## Do this
Rename every "code-token" to "code-fragment" in the listing, from its first line through the line containing "line-number: 4 [43,146,58,177]", leaving everything else unchanged.

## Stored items
★ ★ ★ ★

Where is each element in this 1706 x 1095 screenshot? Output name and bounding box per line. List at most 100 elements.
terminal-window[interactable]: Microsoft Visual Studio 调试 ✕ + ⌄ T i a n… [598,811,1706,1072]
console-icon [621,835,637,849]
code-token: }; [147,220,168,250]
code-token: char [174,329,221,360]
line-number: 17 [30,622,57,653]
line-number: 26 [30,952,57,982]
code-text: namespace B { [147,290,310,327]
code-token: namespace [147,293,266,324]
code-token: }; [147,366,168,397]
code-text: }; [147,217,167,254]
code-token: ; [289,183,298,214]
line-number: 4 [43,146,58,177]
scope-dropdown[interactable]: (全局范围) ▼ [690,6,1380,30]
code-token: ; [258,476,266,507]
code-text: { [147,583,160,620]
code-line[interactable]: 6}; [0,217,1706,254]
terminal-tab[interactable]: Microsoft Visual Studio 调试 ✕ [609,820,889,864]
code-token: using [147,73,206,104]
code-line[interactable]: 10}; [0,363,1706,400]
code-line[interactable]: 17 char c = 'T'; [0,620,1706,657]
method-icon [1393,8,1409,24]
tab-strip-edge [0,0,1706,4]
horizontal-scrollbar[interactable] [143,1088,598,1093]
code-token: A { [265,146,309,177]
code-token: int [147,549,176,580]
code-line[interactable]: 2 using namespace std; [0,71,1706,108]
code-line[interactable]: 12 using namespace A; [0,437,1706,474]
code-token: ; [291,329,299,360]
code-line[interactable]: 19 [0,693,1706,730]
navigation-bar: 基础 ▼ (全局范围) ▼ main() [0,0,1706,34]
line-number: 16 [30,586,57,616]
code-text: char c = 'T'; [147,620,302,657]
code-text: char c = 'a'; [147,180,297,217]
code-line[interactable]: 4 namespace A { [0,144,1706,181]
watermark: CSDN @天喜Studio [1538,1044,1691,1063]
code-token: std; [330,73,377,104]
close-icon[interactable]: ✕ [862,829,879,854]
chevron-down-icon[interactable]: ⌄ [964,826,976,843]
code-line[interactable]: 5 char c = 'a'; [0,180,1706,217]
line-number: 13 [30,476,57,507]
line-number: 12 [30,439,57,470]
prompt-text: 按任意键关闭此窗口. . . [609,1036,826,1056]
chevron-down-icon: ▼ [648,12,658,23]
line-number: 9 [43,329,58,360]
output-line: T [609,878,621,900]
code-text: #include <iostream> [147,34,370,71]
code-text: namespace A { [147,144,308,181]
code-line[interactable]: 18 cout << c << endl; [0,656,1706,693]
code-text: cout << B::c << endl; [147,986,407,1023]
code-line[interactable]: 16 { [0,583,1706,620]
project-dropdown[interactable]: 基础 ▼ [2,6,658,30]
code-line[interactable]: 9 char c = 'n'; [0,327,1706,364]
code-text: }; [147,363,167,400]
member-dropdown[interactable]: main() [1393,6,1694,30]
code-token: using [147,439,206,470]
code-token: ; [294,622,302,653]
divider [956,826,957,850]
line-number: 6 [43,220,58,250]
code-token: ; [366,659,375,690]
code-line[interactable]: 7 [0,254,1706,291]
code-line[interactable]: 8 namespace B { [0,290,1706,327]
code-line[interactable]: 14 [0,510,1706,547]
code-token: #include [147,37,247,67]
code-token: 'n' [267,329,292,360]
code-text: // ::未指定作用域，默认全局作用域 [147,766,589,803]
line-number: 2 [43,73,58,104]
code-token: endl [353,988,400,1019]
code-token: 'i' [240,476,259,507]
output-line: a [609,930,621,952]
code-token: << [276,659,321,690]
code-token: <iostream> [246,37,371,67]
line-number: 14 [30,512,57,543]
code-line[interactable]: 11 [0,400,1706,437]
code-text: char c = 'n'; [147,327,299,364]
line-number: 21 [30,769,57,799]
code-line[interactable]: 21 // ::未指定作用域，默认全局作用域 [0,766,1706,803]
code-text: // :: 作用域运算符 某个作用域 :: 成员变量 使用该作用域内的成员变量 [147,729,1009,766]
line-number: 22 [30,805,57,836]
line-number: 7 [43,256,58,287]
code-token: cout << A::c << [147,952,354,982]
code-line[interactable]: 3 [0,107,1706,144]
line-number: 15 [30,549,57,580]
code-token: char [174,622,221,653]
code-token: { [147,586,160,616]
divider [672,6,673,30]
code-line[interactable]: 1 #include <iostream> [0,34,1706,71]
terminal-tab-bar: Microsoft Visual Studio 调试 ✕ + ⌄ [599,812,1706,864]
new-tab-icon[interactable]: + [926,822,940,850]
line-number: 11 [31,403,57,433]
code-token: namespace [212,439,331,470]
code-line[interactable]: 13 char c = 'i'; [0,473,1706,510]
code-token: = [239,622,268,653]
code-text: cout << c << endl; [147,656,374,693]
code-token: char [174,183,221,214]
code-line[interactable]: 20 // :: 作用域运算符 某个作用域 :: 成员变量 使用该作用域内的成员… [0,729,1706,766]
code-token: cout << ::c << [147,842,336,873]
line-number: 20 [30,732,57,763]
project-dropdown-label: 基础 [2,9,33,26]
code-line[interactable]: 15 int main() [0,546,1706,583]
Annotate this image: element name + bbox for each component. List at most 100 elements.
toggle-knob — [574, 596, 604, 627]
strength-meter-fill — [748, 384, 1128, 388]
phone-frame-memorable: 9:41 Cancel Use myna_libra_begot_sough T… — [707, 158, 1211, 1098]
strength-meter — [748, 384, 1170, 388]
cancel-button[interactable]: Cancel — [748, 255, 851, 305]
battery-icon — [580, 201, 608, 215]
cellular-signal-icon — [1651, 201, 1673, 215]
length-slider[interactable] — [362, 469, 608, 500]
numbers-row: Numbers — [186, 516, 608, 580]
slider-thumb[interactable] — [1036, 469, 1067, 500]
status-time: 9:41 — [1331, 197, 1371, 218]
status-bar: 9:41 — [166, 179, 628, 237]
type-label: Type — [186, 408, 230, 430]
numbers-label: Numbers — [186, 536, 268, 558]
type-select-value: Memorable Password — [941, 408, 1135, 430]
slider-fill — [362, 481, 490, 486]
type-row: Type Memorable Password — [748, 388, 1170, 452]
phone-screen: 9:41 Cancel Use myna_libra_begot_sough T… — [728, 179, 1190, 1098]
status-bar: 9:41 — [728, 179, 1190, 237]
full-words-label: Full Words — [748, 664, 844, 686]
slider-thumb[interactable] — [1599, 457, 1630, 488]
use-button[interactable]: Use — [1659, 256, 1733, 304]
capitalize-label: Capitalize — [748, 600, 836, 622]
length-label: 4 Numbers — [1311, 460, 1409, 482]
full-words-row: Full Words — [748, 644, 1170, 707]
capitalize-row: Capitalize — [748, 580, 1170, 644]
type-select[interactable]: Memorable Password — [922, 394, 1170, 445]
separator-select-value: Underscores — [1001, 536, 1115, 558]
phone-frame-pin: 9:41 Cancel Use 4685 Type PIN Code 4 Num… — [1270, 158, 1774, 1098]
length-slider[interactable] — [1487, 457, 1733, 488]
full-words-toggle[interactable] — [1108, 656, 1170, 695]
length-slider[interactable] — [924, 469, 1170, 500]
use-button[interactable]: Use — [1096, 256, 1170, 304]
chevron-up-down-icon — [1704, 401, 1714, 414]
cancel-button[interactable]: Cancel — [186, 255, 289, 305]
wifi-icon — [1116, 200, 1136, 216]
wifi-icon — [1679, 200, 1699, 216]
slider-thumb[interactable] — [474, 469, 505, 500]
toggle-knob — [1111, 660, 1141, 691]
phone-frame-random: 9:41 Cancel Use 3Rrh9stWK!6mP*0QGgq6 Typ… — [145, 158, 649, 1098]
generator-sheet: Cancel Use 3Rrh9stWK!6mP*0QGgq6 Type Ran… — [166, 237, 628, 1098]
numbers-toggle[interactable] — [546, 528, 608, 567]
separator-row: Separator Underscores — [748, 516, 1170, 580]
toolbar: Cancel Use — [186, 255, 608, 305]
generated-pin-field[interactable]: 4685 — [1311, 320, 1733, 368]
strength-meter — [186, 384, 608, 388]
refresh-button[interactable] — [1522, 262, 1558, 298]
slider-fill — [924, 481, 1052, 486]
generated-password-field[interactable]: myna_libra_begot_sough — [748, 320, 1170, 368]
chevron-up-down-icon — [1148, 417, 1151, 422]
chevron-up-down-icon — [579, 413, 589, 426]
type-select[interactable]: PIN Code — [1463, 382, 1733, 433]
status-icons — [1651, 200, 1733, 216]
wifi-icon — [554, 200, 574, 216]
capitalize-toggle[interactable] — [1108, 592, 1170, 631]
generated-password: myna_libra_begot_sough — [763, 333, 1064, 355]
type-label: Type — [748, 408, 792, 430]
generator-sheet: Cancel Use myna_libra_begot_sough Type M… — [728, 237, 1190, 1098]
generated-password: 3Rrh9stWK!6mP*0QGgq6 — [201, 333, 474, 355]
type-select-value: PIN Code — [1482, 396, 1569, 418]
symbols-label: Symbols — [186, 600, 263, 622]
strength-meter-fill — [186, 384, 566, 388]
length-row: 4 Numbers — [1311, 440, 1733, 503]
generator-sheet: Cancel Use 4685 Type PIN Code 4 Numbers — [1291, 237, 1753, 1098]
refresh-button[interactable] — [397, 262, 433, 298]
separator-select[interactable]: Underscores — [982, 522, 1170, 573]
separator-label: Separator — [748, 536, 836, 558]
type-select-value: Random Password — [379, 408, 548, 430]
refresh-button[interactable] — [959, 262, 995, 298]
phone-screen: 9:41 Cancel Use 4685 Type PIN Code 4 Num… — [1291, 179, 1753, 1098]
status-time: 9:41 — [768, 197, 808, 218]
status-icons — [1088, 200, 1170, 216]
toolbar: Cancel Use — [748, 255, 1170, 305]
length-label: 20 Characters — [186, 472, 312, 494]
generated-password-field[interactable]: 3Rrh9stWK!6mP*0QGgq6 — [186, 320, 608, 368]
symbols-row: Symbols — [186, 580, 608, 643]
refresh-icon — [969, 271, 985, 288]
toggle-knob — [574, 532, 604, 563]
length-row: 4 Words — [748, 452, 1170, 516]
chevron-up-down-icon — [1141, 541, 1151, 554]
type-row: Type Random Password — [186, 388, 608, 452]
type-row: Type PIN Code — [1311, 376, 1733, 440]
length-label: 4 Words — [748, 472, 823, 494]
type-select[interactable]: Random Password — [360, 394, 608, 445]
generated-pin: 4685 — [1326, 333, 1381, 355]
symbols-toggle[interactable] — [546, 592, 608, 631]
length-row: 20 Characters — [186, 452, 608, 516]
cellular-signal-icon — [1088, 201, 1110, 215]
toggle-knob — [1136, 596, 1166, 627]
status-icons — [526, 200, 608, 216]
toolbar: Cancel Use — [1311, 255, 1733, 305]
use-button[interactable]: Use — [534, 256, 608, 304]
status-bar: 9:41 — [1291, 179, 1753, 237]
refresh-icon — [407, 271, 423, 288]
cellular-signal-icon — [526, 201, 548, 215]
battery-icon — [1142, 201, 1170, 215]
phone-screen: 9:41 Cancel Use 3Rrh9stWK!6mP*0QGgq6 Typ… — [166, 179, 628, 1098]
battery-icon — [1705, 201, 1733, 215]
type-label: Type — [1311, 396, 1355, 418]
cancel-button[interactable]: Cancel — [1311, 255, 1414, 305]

★ ★ ★ ★

## Reply
Where is each element in this 1706 x 1095 screenshot? Output name and bounding box per line. List at most 100 elements.
terminal-window[interactable]: Microsoft Visual Studio 调试 ✕ + ⌄ T i a n… [598,811,1706,1072]
console-icon [621,835,637,849]
code-fragment: }; [147,220,168,250]
code-fragment: char [174,329,221,360]
line-number: 17 [30,622,57,653]
line-number: 26 [30,952,57,982]
code-text: namespace B { [147,290,310,327]
code-fragment: namespace [147,293,266,324]
code-fragment: }; [147,366,168,397]
code-text: }; [147,217,167,254]
code-fragment: ; [289,183,298,214]
line-number: 4 [43,146,58,177]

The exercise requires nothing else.